*GIVEN REQUEST*:
Rewrite everything in the material from the line containing "- label-B: B: [126, 702, 137, 718]" down to the line containing "- q17-stem: 17．按要求解下列各题：: [120, 522, 278, 538]", replacing "base-bar-shade" with "base-bar-shadow" and leaving the rest unchanged.
###
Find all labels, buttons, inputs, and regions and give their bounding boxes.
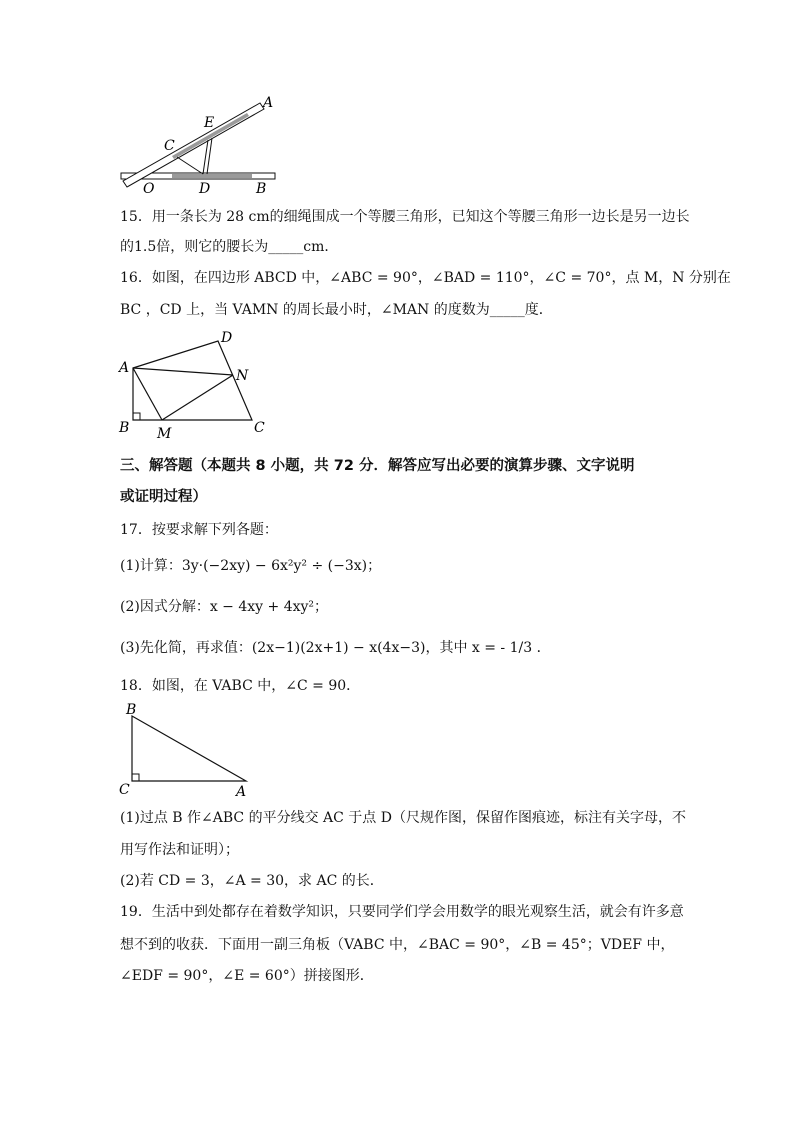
- label-B: B: [126, 702, 137, 718]
- base-bar-shade: [172, 174, 252, 178]
- q16-line2: BC ，CD 上，当 VAMN 的周长最小时，∠MAN 的度数为_____度．: [120, 302, 553, 318]
- q18-part2: (2)若 CD = 3，∠A = 30，求 AC 的长．: [120, 873, 384, 889]
- figure-q14: [115, 95, 285, 200]
- q15-line1: 15．用一条长为 28 cm的细绳围成一个等腰三角形，已知这个等腰三角形一边长是另一边长: [120, 209, 690, 225]
- q19-line2: 想不到的收获．下面用一副三角板（VABC 中，∠BAC = 90°，∠B = 45°；VDEF 中，: [120, 937, 675, 953]
- q17-stem: 17．按要求解下列各题：: [120, 522, 278, 538]
- label-C: C: [254, 420, 265, 436]
- quad-ABCD: [133, 341, 252, 420]
- seg-AN: [133, 368, 233, 375]
- right-angle-mark: [132, 774, 139, 781]
- q17-part1: (1)计算：3y·(−2xy) − 6x²y² ÷ (−3x)；: [120, 558, 382, 574]
- figure-q18: [115, 698, 260, 800]
- triangle-ABC: [132, 716, 246, 781]
- q15-line2: 的1.5倍，则它的腰长为_____cm．: [120, 239, 339, 255]
- right-angle-mark: [133, 413, 140, 420]
- section3-heading-line1: 三、解答题（本题共 8 小题，共 72 分．解答应写出必要的演算步骤、文字说明: [120, 458, 635, 474]
- seg-MN: [162, 375, 233, 420]
- label-E: E: [204, 115, 215, 131]
- q19-line1: 19．生活中到处都存在着数学知识，只要同学们学会用数学的眼光观察生活，就会有许多意: [120, 904, 684, 920]
- label-D: D: [221, 330, 233, 346]
- q17-part3: (3)先化简，再求值：(2x−1)(2x+1) − x(4x−3)，其中 x = - 1/3 ．: [120, 640, 551, 656]
- label-D: D: [199, 181, 211, 197]
- q18-part1-line1: (1)过点 B 作∠ABC 的平分线交 AC 于点 D（尺规作图，保留作图痕迹，标注有关字母，不: [120, 810, 686, 826]
- label-M: M: [157, 426, 172, 442]
- q18-stem: 18．如图，在 VABC 中，∠C = 90．: [120, 678, 361, 694]
- label-N: N: [236, 368, 249, 384]
- figure-q16: [115, 328, 275, 443]
- q19-line3: ∠EDF = 90°，∠E = 60°）拼接图形．: [120, 968, 374, 984]
- q16-line1: 16．如图，在四边形 ABCD 中，∠ABC = 90°，∠BAD = 110°，∠C = 70°，点 M，N 分别在: [120, 270, 731, 286]
- seg-AM: [133, 368, 162, 420]
- label-C: C: [119, 782, 130, 798]
- section3-heading-line2: 或证明过程）: [120, 489, 207, 505]
- q17-part2: (2)因式分解：x − 4xy + 4xy²；: [120, 599, 329, 615]
- label-C: C: [164, 138, 175, 154]
- label-A: A: [236, 784, 247, 800]
- strut-1: [177, 157, 203, 174]
- label-B: B: [119, 420, 130, 436]
- label-A: A: [263, 95, 274, 111]
- label-O: O: [143, 181, 155, 197]
- label-A: A: [119, 360, 130, 376]
- label-B: B: [256, 181, 267, 197]
- q18-part1-line2: 用写作法和证明）；: [120, 842, 239, 858]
###
*OUTPUT FOR THIS TASK*:
- label-B: B: [126, 702, 137, 718]
- base-bar-shadow: [172, 174, 252, 178]
- q16-line2: BC ，CD 上，当 VAMN 的周长最小时，∠MAN 的度数为_____度．: [120, 302, 553, 318]
- q18-part2: (2)若 CD = 3，∠A = 30，求 AC 的长．: [120, 873, 384, 889]
- figure-q14: [115, 95, 285, 200]
- q15-line1: 15．用一条长为 28 cm的细绳围成一个等腰三角形，已知这个等腰三角形一边长是另一边长: [120, 209, 690, 225]
- q19-line2: 想不到的收获．下面用一副三角板（VABC 中，∠BAC = 90°，∠B = 45°；VDEF 中，: [120, 937, 675, 953]
- q17-stem: 17．按要求解下列各题：: [120, 522, 278, 538]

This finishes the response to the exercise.